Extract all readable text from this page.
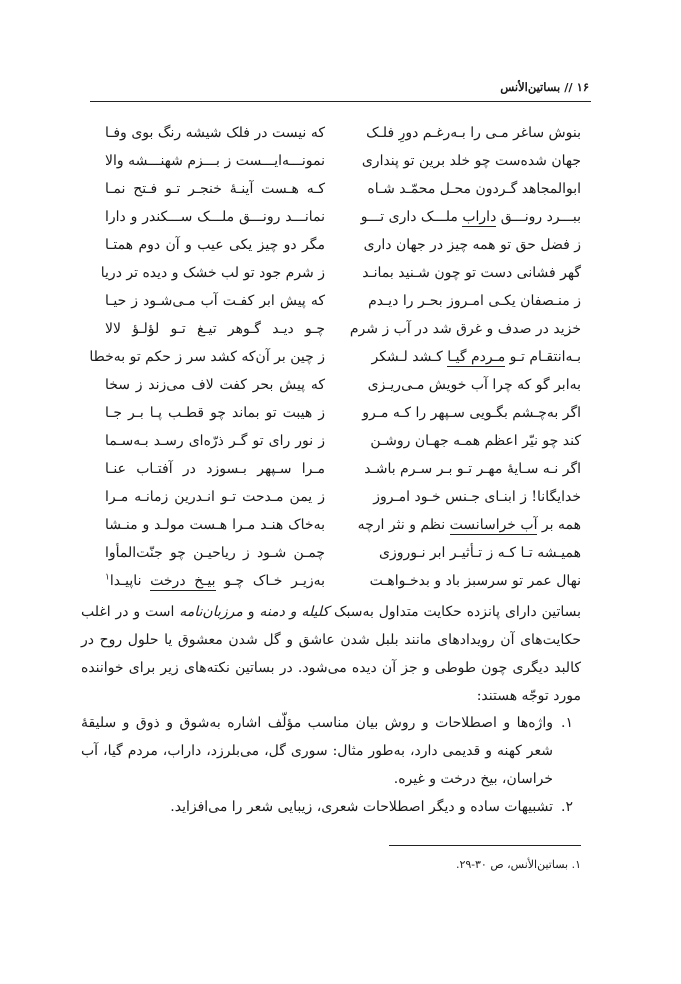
۱۶ // بساتین‌الأنس
بنوش ساغر مـی را بـه‌رغـم دورِ فلـک
جهان شده‌ست چو خلد برین تو پنداری
ابوالمجاهد گـردون محـل محمّـد شـاه
ببـــرد رونـــق داراب ملـــک داری تـــو
ز فضل حق تو همه چیز در جهان داری
گهر فشانی دست تو چون شـنید بمانـد
ز منـصفان یکـی امـروز بحـر را دیـدم
خزید در صدف و غرق شد در آب ز شرم
بـه‌انتقـام تـو مـردم گیـا کـشد لـشکر
به‌ابر گو که چرا آب خویش مـی‌ریـزی
اگر به‌چـشم بگـویی سـپهر را کـه مـرو
کند چو نیّر اعظم همـه جهـان روشـن
اگر نـه سـایهٔ مهـر تـو بـر سـرم باشـد
خدایگانا! ز ابنـای جـنس خـود امـروز
همه بر آب خراسانست نظم و نثر ارچه
همیـشه تـا کـه ز تـأثیـر ابر نـوروزی
نهال عمر تو سرسبز باد و بدخـواهـت
که نیست در فلک شیشه رنگ بوی وفـا
نمونـــه‌ایـــست ز بـــزم شهنـــشه والا
کـه هـست آینـهٔ خنجـر تـو فـتح نمـا
نمانـــد رونـــق ملـــک ســـکندر و دارا
مگر دو چیز یکی عیب و آن دوم همتـا
ز شرم جود تو لب خشک و دیده تر دریا
که پیش ابر کفـت آب مـی‌شـود ز حیـا
چـو دیـد گـوهر تیـغ تـو لؤلـؤ لالا
ز چین بر آن‌که کشد سر ز حکم تو به‌خطا
که پیش بحر کفت لاف می‌زند ز سخا
ز هیبت تو بماند چو قطـب پـا بـر جـا
ز نور رای تو گـر ذرّه‌ای رسـد بـه‌سـما
مـرا سـپهر بـسوزد در آفتـاب عنـا
ز یمن مـدحت تـو انـدرین زمانـه مـرا
به‌خاک هنـد مـرا هـست مولـد و منـشا
چمـن شـود ز ریاحیـن چو جنّت‌المأوا
به‌زیـر خـاک چـو بیـخ درخت ناپیـدا$^۱$

بساتین دارای پانزده حکایت متداول به‌سبک کلیله و دمنه و مرزبان‌نامه است و در اغلب حکایت‌های آن رویدادهای مانند بلبل شدن عاشق و گل شدن معشوق یا حلول روح در کالبد دیگری چون طوطی و جز آن دیده می‌شود. در بساتین نکته‌های زیر برای خواننده مورد توجّه هستند:

۱.
واژه‌ها و اصطلاحات و روش بیان مناسب مؤلّف اشاره به‌شوق و ذوق و سلیقهٔ شعر کهنه و قدیمی دارد، به‌طور مثال: سوری گل، می‌بلرزد، داراب، مردم گیا، آب خراسان، بیخ درخت و غیره.
۲.
تشبیهات ساده و دیگر اصطلاحات شعری، زیبایی شعر را می‌افزاید.
۱. بساتین‌الأنس، ص ۳۰-۲۹.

GOAL
Copy each line of the listing that holds the word "اصطلاحات".

SOLVED PROBLEM
واژه‌ها و اصطلاحات و روش بیان مناسب مؤلّف اشاره به‌شوق و ذوق و سلیقهٔ شعر کهنه و قدیمی دارد، به‌طور مثال: سوری گل، می‌بلرزد، داراب، مردم گیا، آب خراسان، بیخ درخت و غیره.
تشبیهات ساده و دیگر اصطلاحات شعری، زیبایی شعر را می‌افزاید.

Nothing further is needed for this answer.